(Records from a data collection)
┌──
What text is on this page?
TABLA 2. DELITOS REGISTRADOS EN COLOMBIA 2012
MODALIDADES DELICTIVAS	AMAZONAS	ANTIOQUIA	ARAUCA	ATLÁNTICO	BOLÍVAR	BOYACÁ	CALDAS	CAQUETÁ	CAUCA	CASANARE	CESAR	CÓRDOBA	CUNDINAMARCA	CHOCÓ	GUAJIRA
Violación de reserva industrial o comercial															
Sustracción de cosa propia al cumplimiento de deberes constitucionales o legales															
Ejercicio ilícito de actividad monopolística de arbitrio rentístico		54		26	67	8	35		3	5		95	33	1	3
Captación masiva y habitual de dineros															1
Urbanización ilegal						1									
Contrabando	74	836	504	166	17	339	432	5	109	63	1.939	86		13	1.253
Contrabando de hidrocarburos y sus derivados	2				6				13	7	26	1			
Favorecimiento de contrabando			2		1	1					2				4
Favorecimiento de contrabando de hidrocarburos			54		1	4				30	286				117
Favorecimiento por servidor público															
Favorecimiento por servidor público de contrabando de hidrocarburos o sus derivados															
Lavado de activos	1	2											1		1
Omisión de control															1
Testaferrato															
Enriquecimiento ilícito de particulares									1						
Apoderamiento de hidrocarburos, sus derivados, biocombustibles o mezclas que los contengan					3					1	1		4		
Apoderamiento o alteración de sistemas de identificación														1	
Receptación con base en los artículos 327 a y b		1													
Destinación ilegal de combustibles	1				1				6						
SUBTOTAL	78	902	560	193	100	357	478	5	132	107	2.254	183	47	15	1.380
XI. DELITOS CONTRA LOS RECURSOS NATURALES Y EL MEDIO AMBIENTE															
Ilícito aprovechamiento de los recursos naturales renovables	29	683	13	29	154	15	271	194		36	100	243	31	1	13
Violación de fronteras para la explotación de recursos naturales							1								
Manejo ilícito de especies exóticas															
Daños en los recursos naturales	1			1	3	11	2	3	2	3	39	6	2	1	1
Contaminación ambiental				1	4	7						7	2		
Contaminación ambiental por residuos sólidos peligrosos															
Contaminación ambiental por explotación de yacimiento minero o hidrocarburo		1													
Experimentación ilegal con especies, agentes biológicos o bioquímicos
└──
## [WHAT YOU NEED TO DO]
Copy each line of the listing that includes "Apoderamiento".

## [CORRECT OUTPUT]
Apoderamiento de hidrocarburos, sus derivados, biocombustibles o mezclas que los contengan					3					1	1		4		
Apoderamiento o alteración de sistemas de identificación														1	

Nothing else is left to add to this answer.